■ **Available records**

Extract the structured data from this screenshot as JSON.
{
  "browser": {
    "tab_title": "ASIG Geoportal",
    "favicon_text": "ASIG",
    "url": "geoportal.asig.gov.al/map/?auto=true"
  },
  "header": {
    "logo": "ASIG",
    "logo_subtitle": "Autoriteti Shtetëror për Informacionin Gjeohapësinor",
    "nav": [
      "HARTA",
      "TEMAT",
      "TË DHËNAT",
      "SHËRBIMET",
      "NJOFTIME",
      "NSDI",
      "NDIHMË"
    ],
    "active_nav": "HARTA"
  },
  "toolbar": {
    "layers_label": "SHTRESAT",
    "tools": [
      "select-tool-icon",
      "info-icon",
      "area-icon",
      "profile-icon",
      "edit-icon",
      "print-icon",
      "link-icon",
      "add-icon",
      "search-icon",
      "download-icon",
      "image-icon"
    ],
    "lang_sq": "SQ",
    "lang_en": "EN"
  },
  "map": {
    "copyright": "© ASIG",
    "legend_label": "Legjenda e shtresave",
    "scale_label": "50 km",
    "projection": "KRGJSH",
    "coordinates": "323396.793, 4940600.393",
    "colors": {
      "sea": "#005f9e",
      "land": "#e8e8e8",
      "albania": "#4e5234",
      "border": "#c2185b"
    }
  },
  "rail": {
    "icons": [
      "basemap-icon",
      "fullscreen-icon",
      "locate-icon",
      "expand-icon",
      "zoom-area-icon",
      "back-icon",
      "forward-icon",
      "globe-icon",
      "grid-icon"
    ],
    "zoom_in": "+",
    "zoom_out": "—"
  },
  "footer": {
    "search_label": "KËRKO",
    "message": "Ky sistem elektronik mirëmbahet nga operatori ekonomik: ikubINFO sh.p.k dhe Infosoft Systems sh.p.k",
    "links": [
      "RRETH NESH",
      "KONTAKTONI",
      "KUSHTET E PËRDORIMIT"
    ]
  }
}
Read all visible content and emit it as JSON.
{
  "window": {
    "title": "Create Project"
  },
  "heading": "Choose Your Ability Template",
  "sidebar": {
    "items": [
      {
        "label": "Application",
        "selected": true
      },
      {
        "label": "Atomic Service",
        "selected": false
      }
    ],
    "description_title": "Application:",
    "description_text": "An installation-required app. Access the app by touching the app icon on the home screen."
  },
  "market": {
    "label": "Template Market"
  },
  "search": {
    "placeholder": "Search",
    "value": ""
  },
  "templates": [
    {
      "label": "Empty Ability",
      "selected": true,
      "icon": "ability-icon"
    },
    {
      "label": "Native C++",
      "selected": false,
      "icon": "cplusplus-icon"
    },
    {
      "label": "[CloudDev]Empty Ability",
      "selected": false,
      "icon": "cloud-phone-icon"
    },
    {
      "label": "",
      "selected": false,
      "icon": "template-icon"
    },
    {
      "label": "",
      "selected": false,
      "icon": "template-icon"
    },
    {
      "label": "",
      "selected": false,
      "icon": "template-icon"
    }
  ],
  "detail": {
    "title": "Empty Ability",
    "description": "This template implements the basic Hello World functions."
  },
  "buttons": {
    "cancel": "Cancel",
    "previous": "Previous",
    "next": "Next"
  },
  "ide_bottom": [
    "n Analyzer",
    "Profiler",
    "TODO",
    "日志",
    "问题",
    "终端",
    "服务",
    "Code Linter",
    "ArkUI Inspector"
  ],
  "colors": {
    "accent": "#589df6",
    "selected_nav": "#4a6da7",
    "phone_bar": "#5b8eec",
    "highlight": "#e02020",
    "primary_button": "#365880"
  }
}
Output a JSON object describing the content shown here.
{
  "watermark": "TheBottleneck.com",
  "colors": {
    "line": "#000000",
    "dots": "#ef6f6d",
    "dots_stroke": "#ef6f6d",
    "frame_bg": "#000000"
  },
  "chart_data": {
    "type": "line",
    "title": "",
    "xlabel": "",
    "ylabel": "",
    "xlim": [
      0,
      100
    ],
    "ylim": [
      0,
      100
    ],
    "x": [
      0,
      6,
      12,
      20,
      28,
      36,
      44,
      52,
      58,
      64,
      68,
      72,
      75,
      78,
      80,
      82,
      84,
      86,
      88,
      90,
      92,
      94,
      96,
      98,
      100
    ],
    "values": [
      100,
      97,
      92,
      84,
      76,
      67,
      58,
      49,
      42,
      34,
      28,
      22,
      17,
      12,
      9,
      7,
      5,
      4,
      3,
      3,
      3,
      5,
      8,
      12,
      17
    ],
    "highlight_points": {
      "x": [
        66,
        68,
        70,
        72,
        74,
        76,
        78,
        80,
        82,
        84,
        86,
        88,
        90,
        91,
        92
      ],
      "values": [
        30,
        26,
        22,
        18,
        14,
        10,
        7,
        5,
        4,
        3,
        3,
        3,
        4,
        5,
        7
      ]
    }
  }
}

■ **What to produce**
Only the number is required: the count of lines containing the word "Empty".

■ **Expected answer**
3